- GOAL
Gather, from the data below, each line in which the word "color" occurs.

- EXTRACTED MATERIAL
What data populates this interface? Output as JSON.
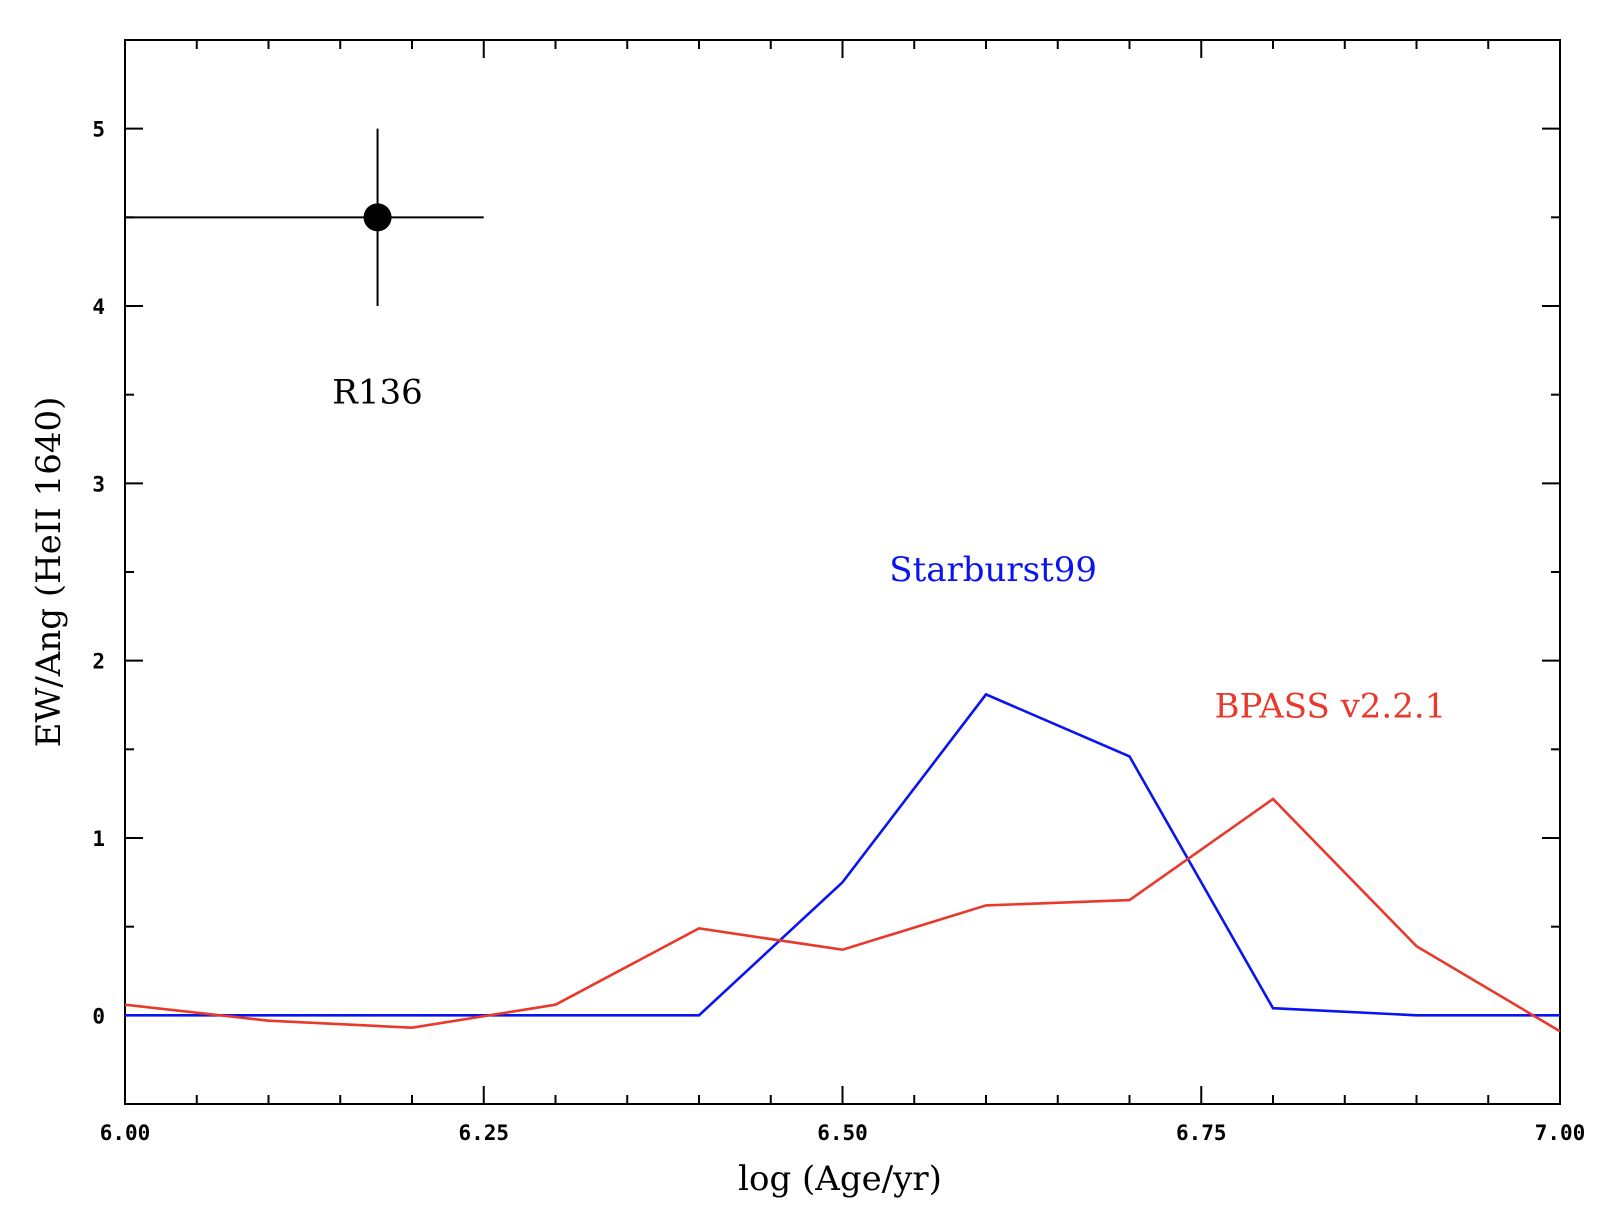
{
  "chart_data": {
    "type": "line",
    "title": "",
    "xlabel": "log (Age/yr)",
    "ylabel": "EW/Ang (HeII 1640)",
    "xlim": [
      6.0,
      7.0
    ],
    "ylim": [
      -0.5,
      5.5
    ],
    "x_ticks": [
      6.0,
      6.25,
      6.5,
      6.75,
      7.0
    ],
    "x_tick_labels": [
      "6.00",
      "6.25",
      "6.50",
      "6.75",
      "7.00"
    ],
    "x_minor_step": 0.05,
    "y_ticks": [
      0,
      1,
      2,
      3,
      4,
      5
    ],
    "y_tick_labels": [
      "0",
      "1",
      "2",
      "3",
      "4",
      "5"
    ],
    "y_minor_step": 0.5,
    "series": [
      {
        "name": "Starburst99",
        "color": "#0a14f0",
        "x": [
          6.0,
          6.1,
          6.2,
          6.3,
          6.4,
          6.5,
          6.6,
          6.7,
          6.8,
          6.9,
          7.0
        ],
        "values": [
          0.0,
          0.0,
          0.0,
          0.0,
          0.0,
          0.75,
          1.81,
          1.46,
          0.04,
          0.0,
          0.0
        ]
      },
      {
        "name": "BPASS v2.2.1",
        "color": "#e8392c",
        "x": [
          6.0,
          6.1,
          6.2,
          6.3,
          6.4,
          6.5,
          6.6,
          6.7,
          6.8,
          6.9,
          7.0
        ],
        "values": [
          0.06,
          -0.03,
          -0.07,
          0.06,
          0.49,
          0.37,
          0.62,
          0.65,
          1.22,
          0.39,
          -0.09
        ]
      }
    ],
    "points": [
      {
        "name": "R136",
        "x": 6.176,
        "y": 4.5,
        "xerr": [
          0.176,
          0.074
        ],
        "yerr": [
          0.5,
          0.5
        ],
        "color": "#000000"
      }
    ],
    "annotations": [
      {
        "text": "R136",
        "x": 6.176,
        "y": 3.45,
        "color": "#000000"
      },
      {
        "text": "Starburst99",
        "x": 6.605,
        "y": 2.45,
        "color": "#0a14f0"
      },
      {
        "text": "BPASS v2.2.1",
        "x": 6.84,
        "y": 1.68,
        "color": "#e8392c"
      }
    ]
  }
}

- ANSWER
        "color": "#0a14f0",
        "color": "#e8392c",
        "color": "#000000"
        "color": "#000000"
        "color": "#0a14f0"
        "color": "#e8392c"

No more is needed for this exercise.